• _DIRECTIVE_:
The listing below must be repeated word for word, with its images excluded.

• _RECORDS TO PROCESS_:
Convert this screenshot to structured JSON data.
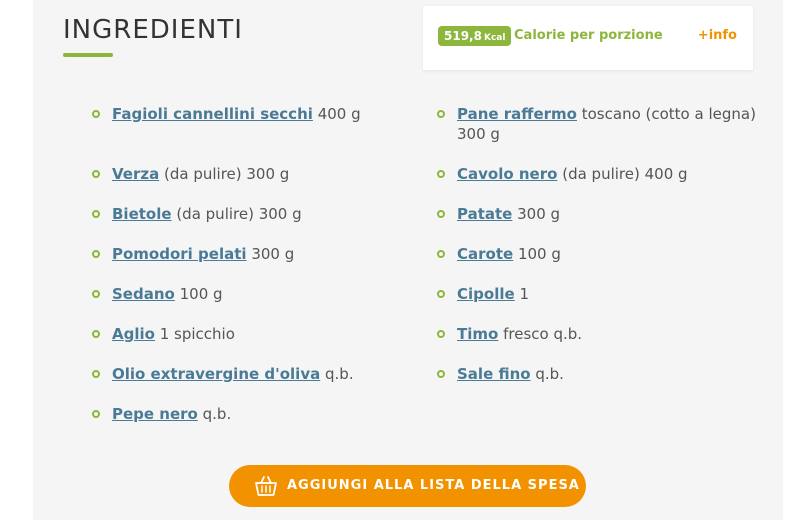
{
  "section": {
    "title": "INGREDIENTI"
  },
  "info": {
    "kcal_value": "519,8",
    "kcal_unit": "Kcal",
    "calorie_label": "Calorie per porzione",
    "more_info": "+info"
  },
  "ingredients_left": [
    {
      "name": "Fagioli cannellini secchi",
      "detail": "400 g"
    },
    {
      "name": "Verza",
      "detail": "(da pulire) 300 g"
    },
    {
      "name": "Bietole",
      "detail": "(da pulire) 300 g"
    },
    {
      "name": "Pomodori pelati",
      "detail": "300 g"
    },
    {
      "name": "Sedano",
      "detail": "100 g"
    },
    {
      "name": "Aglio",
      "detail": "1 spicchio"
    },
    {
      "name": "Olio extravergine d'oliva",
      "detail": "q.b."
    },
    {
      "name": "Pepe nero",
      "detail": "q.b."
    }
  ],
  "ingredients_right": [
    {
      "name": "Pane raffermo",
      "detail": "toscano (cotto a legna) 300 g"
    },
    {
      "name": "Cavolo nero",
      "detail": "(da pulire) 400 g"
    },
    {
      "name": "Patate",
      "detail": "300 g"
    },
    {
      "name": "Carote",
      "detail": "100 g"
    },
    {
      "name": "Cipolle",
      "detail": "1"
    },
    {
      "name": "Timo",
      "detail": "fresco q.b."
    },
    {
      "name": "Sale fino",
      "detail": "q.b."
    }
  ],
  "button": {
    "label": "AGGIUNGI ALLA LISTA DELLA SPESA",
    "icon": "shopping-basket-icon"
  },
  "colors": {
    "accent_green": "#8cb63c",
    "accent_orange": "#f39200",
    "link_blue": "#4a7a96"
  }
}
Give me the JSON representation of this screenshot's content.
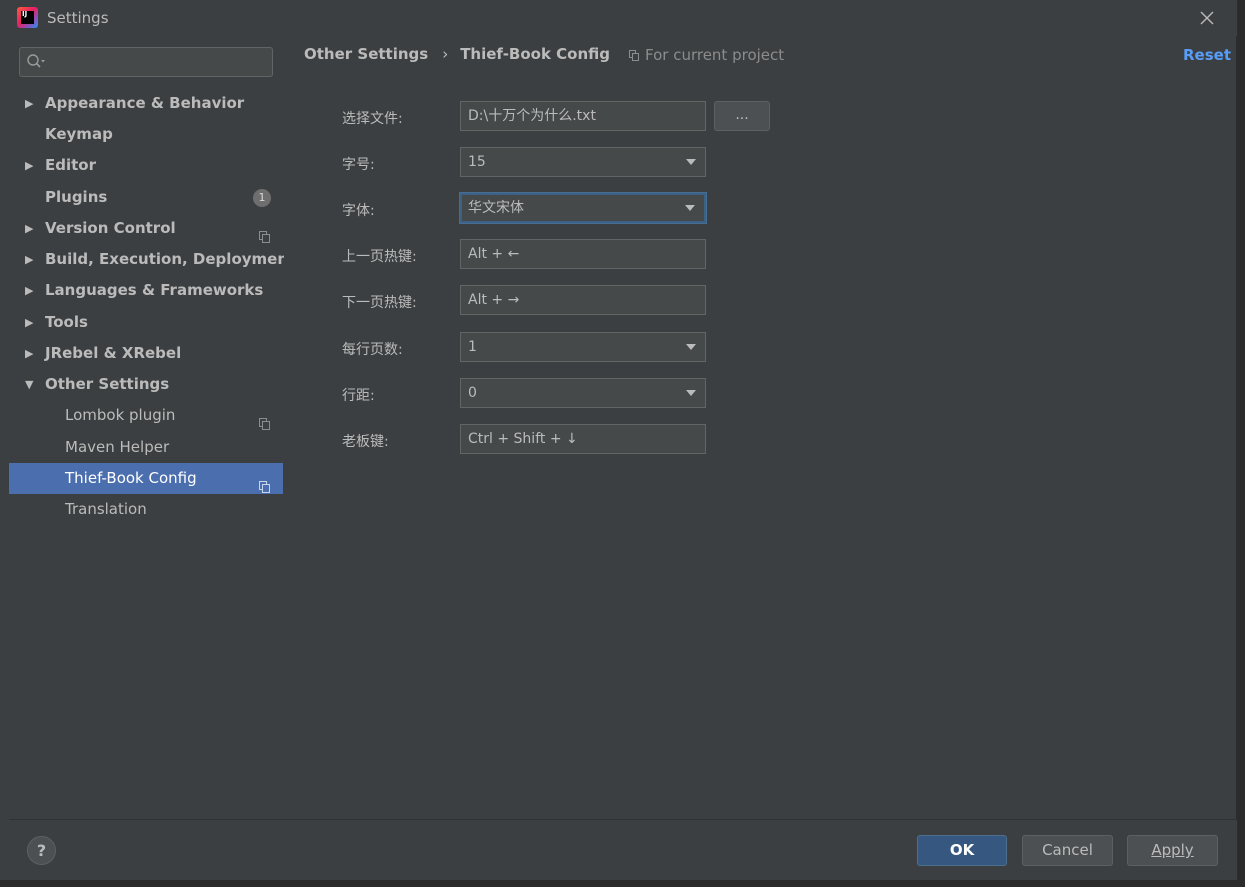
{
  "window": {
    "title": "Settings"
  },
  "search": {
    "placeholder": "",
    "value": ""
  },
  "sidebar": {
    "items": [
      {
        "label": "Appearance & Behavior",
        "expandable": true,
        "expanded": false,
        "bold": true,
        "level": 0
      },
      {
        "label": "Keymap",
        "expandable": false,
        "bold": true,
        "level": 0
      },
      {
        "label": "Editor",
        "expandable": true,
        "expanded": false,
        "bold": true,
        "level": 0
      },
      {
        "label": "Plugins",
        "expandable": false,
        "bold": true,
        "level": 0,
        "badge": "1"
      },
      {
        "label": "Version Control",
        "expandable": true,
        "expanded": false,
        "bold": true,
        "level": 0,
        "project_icon": true
      },
      {
        "label": "Build, Execution, Deployment",
        "expandable": true,
        "expanded": false,
        "bold": true,
        "level": 0
      },
      {
        "label": "Languages & Frameworks",
        "expandable": true,
        "expanded": false,
        "bold": true,
        "level": 0
      },
      {
        "label": "Tools",
        "expandable": true,
        "expanded": false,
        "bold": true,
        "level": 0
      },
      {
        "label": "JRebel & XRebel",
        "expandable": true,
        "expanded": false,
        "bold": true,
        "level": 0
      },
      {
        "label": "Other Settings",
        "expandable": true,
        "expanded": true,
        "bold": true,
        "level": 0
      },
      {
        "label": "Lombok plugin",
        "expandable": false,
        "bold": false,
        "level": 1,
        "project_icon": true
      },
      {
        "label": "Maven Helper",
        "expandable": false,
        "bold": false,
        "level": 1
      },
      {
        "label": "Thief-Book Config",
        "expandable": false,
        "bold": false,
        "level": 1,
        "project_icon": true,
        "selected": true
      },
      {
        "label": "Translation",
        "expandable": false,
        "bold": false,
        "level": 1
      }
    ]
  },
  "header": {
    "breadcrumb_parent": "Other Settings",
    "breadcrumb_separator": "›",
    "breadcrumb_current": "Thief-Book Config",
    "scope_label": "For current project",
    "reset_label": "Reset"
  },
  "form": {
    "file": {
      "label": "选择文件:",
      "value": "D:\\十万个为什么.txt",
      "browse_label": "..."
    },
    "font_size": {
      "label": "字号:",
      "value": "15"
    },
    "font": {
      "label": "字体:",
      "value": "华文宋体"
    },
    "prev_page_hotkey": {
      "label": "上一页热键:",
      "value": "Alt + ←"
    },
    "next_page_hotkey": {
      "label": "下一页热键:",
      "value": "Alt + →"
    },
    "pages_per_line": {
      "label": "每行页数:",
      "value": "1"
    },
    "line_spacing": {
      "label": "行距:",
      "value": "0"
    },
    "boss_key": {
      "label": "老板键:",
      "value": "Ctrl + Shift + ↓"
    }
  },
  "footer": {
    "help_label": "?",
    "ok_label": "OK",
    "cancel_label": "Cancel",
    "apply_label": "Apply"
  },
  "colors": {
    "background": "#3c3f41",
    "selection": "#4b6eaf",
    "link": "#589df6",
    "primary_button": "#365880",
    "field_background": "#45494a"
  }
}
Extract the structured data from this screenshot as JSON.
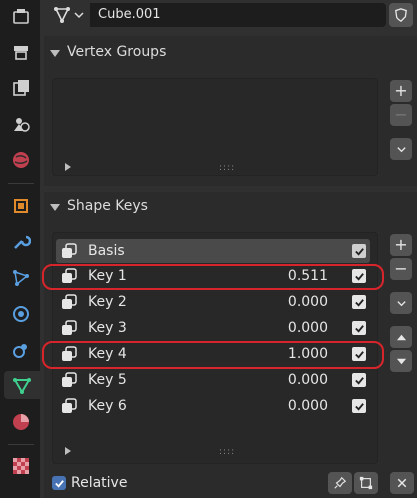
{
  "header": {
    "object_name": "Cube.001"
  },
  "tabs": [
    "tool-icon",
    "render-icon",
    "output-icon",
    "view-layer-icon",
    "scene-icon",
    "world-icon",
    "object-icon",
    "modifier-icon",
    "particles-icon",
    "physics-icon",
    "constraints-icon",
    "data-icon",
    "material-icon",
    "texture-icon"
  ],
  "vertex_groups": {
    "title": "Vertex Groups",
    "add": "+",
    "remove": "−",
    "menu": "⌄",
    "grip": "::::"
  },
  "shape_keys": {
    "title": "Shape Keys",
    "add": "+",
    "remove": "−",
    "grip": "::::",
    "rows": [
      {
        "name": "Basis",
        "value": "",
        "checked": true,
        "selected": true
      },
      {
        "name": "Key 1",
        "value": "0.511",
        "checked": true,
        "selected": false
      },
      {
        "name": "Key 2",
        "value": "0.000",
        "checked": true,
        "selected": false
      },
      {
        "name": "Key 3",
        "value": "0.000",
        "checked": true,
        "selected": false
      },
      {
        "name": "Key 4",
        "value": "1.000",
        "checked": true,
        "selected": false
      },
      {
        "name": "Key 5",
        "value": "0.000",
        "checked": true,
        "selected": false
      },
      {
        "name": "Key 6",
        "value": "0.000",
        "checked": true,
        "selected": false
      }
    ],
    "relative_label": "Relative",
    "relative_checked": true
  },
  "colors": {
    "highlight": "#d8252b",
    "accent": "#4772b3",
    "active_tab_icon": "#3fcf8e"
  }
}
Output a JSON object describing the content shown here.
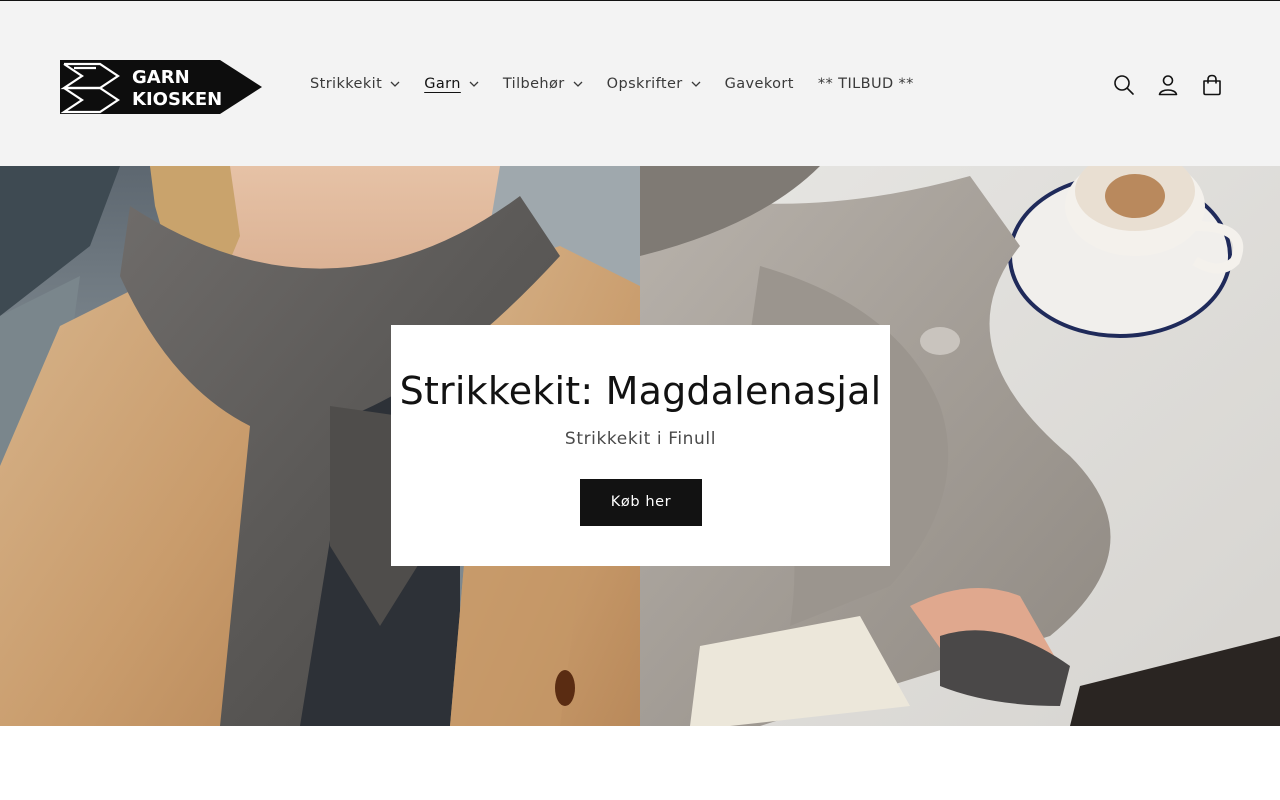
{
  "logo": {
    "line1": "GARN",
    "line2": "KIOSKEN"
  },
  "nav": {
    "items": [
      {
        "label": "Strikkekit",
        "dropdown": true
      },
      {
        "label": "Garn",
        "dropdown": true,
        "active": true
      },
      {
        "label": "Tilbehør",
        "dropdown": true
      },
      {
        "label": "Opskrifter",
        "dropdown": true
      },
      {
        "label": "Gavekort",
        "dropdown": false
      },
      {
        "label": "** TILBUD **",
        "dropdown": false
      }
    ]
  },
  "header_icons": [
    "search-icon",
    "account-icon",
    "cart-icon"
  ],
  "hero": {
    "title": "Strikkekit: Magdalenasjal",
    "subtitle": "Strikkekit i Finull",
    "button_label": "Køb her"
  },
  "next_section": {
    "heading": ""
  },
  "colors": {
    "header_bg": "#f3f3f3",
    "text": "#121212",
    "button_bg": "#121212",
    "button_text": "#ffffff"
  }
}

• _RESPONSE BELOW_:
Convert this screenshot to structured JSON data.
{
  "section": {
    "title": "INGREDIENTI"
  },
  "info": {
    "kcal_value": "519,8",
    "kcal_unit": "Kcal",
    "calorie_label": "Calorie per porzione",
    "more_info": "+info"
  },
  "ingredients_left": [
    {
      "name": "Fagioli cannellini secchi",
      "detail": "400 g"
    },
    {
      "name": "Verza",
      "detail": "(da pulire) 300 g"
    },
    {
      "name": "Bietole",
      "detail": "(da pulire) 300 g"
    },
    {
      "name": "Pomodori pelati",
      "detail": "300 g"
    },
    {
      "name": "Sedano",
      "detail": "100 g"
    },
    {
      "name": "Aglio",
      "detail": "1 spicchio"
    },
    {
      "name": "Olio extravergine d'oliva",
      "detail": "q.b."
    },
    {
      "name": "Pepe nero",
      "detail": "q.b."
    }
  ],
  "ingredients_right": [
    {
      "name": "Pane raffermo",
      "detail": "toscano (cotto a legna) 300 g"
    },
    {
      "name": "Cavolo nero",
      "detail": "(da pulire) 400 g"
    },
    {
      "name": "Patate",
      "detail": "300 g"
    },
    {
      "name": "Carote",
      "detail": "100 g"
    },
    {
      "name": "Cipolle",
      "detail": "1"
    },
    {
      "name": "Timo",
      "detail": "fresco q.b."
    },
    {
      "name": "Sale fino",
      "detail": "q.b."
    }
  ],
  "button": {
    "label": "AGGIUNGI ALLA LISTA DELLA SPESA",
    "icon": "shopping-basket-icon"
  },
  "colors": {
    "accent_green": "#8cb63c",
    "accent_orange": "#f39200",
    "link_blue": "#4a7a96"
  }
}
Give me the JSON representation of this screenshot's content.
{
  "window": {
    "title": "Settings"
  },
  "search": {
    "placeholder": "",
    "value": ""
  },
  "sidebar": {
    "items": [
      {
        "label": "Appearance & Behavior",
        "expandable": true,
        "expanded": false,
        "bold": true,
        "level": 0
      },
      {
        "label": "Keymap",
        "expandable": false,
        "bold": true,
        "level": 0
      },
      {
        "label": "Editor",
        "expandable": true,
        "expanded": false,
        "bold": true,
        "level": 0
      },
      {
        "label": "Plugins",
        "expandable": false,
        "bold": true,
        "level": 0,
        "badge": "1"
      },
      {
        "label": "Version Control",
        "expandable": true,
        "expanded": false,
        "bold": true,
        "level": 0,
        "project_icon": true
      },
      {
        "label": "Build, Execution, Deployment",
        "expandable": true,
        "expanded": false,
        "bold": true,
        "level": 0
      },
      {
        "label": "Languages & Frameworks",
        "expandable": true,
        "expanded": false,
        "bold": true,
        "level": 0
      },
      {
        "label": "Tools",
        "expandable": true,
        "expanded": false,
        "bold": true,
        "level": 0
      },
      {
        "label": "JRebel & XRebel",
        "expandable": true,
        "expanded": false,
        "bold": true,
        "level": 0
      },
      {
        "label": "Other Settings",
        "expandable": true,
        "expanded": true,
        "bold": true,
        "level": 0
      },
      {
        "label": "Lombok plugin",
        "expandable": false,
        "bold": false,
        "level": 1,
        "project_icon": true
      },
      {
        "label": "Maven Helper",
        "expandable": false,
        "bold": false,
        "level": 1
      },
      {
        "label": "Thief-Book Config",
        "expandable": false,
        "bold": false,
        "level": 1,
        "project_icon": true,
        "selected": true
      },
      {
        "label": "Translation",
        "expandable": false,
        "bold": false,
        "level": 1
      }
    ]
  },
  "header": {
    "breadcrumb_parent": "Other Settings",
    "breadcrumb_separator": "›",
    "breadcrumb_current": "Thief-Book Config",
    "scope_label": "For current project",
    "reset_label": "Reset"
  },
  "form": {
    "file": {
      "label": "选择文件:",
      "value": "D:\\十万个为什么.txt",
      "browse_label": "..."
    },
    "font_size": {
      "label": "字号:",
      "value": "15"
    },
    "font": {
      "label": "字体:",
      "value": "华文宋体"
    },
    "prev_page_hotkey": {
      "label": "上一页热键:",
      "value": "Alt + ←"
    },
    "next_page_hotkey": {
      "label": "下一页热键:",
      "value": "Alt + →"
    },
    "pages_per_line": {
      "label": "每行页数:",
      "value": "1"
    },
    "line_spacing": {
      "label": "行距:",
      "value": "0"
    },
    "boss_key": {
      "label": "老板键:",
      "value": "Ctrl + Shift + ↓"
    }
  },
  "footer": {
    "help_label": "?",
    "ok_label": "OK",
    "cancel_label": "Cancel",
    "apply_label": "Apply"
  },
  "colors": {
    "background": "#3c3f41",
    "selection": "#4b6eaf",
    "link": "#589df6",
    "primary_button": "#365880",
    "field_background": "#45494a"
  }
}
Extract the structured data from this screenshot as JSON.
{
  "header": {
    "object_name": "Cube.001"
  },
  "tabs": [
    "tool-icon",
    "render-icon",
    "output-icon",
    "view-layer-icon",
    "scene-icon",
    "world-icon",
    "object-icon",
    "modifier-icon",
    "particles-icon",
    "physics-icon",
    "constraints-icon",
    "data-icon",
    "material-icon",
    "texture-icon"
  ],
  "vertex_groups": {
    "title": "Vertex Groups",
    "add": "+",
    "remove": "−",
    "menu": "⌄",
    "grip": "::::"
  },
  "shape_keys": {
    "title": "Shape Keys",
    "add": "+",
    "remove": "−",
    "grip": "::::",
    "rows": [
      {
        "name": "Basis",
        "value": "",
        "checked": true,
        "selected": true
      },
      {
        "name": "Key 1",
        "value": "0.511",
        "checked": true,
        "selected": false
      },
      {
        "name": "Key 2",
        "value": "0.000",
        "checked": true,
        "selected": false
      },
      {
        "name": "Key 3",
        "value": "0.000",
        "checked": true,
        "selected": false
      },
      {
        "name": "Key 4",
        "value": "1.000",
        "checked": true,
        "selected": false
      },
      {
        "name": "Key 5",
        "value": "0.000",
        "checked": true,
        "selected": false
      },
      {
        "name": "Key 6",
        "value": "0.000",
        "checked": true,
        "selected": false
      }
    ],
    "relative_label": "Relative",
    "relative_checked": true
  },
  "colors": {
    "highlight": "#d8252b",
    "accent": "#4772b3",
    "active_tab_icon": "#3fcf8e"
  }
}
Output a JSON object describing the content shown here.
{
  "logo": {
    "line1": "GARN",
    "line2": "KIOSKEN"
  },
  "nav": {
    "items": [
      {
        "label": "Strikkekit",
        "dropdown": true
      },
      {
        "label": "Garn",
        "dropdown": true,
        "active": true
      },
      {
        "label": "Tilbehør",
        "dropdown": true
      },
      {
        "label": "Opskrifter",
        "dropdown": true
      },
      {
        "label": "Gavekort",
        "dropdown": false
      },
      {
        "label": "** TILBUD **",
        "dropdown": false
      }
    ]
  },
  "header_icons": [
    "search-icon",
    "account-icon",
    "cart-icon"
  ],
  "hero": {
    "title": "Strikkekit: Magdalenasjal",
    "subtitle": "Strikkekit i Finull",
    "button_label": "Køb her"
  },
  "next_section": {
    "heading": ""
  },
  "colors": {
    "header_bg": "#f3f3f3",
    "text": "#121212",
    "button_bg": "#121212",
    "button_text": "#ffffff"
  }
}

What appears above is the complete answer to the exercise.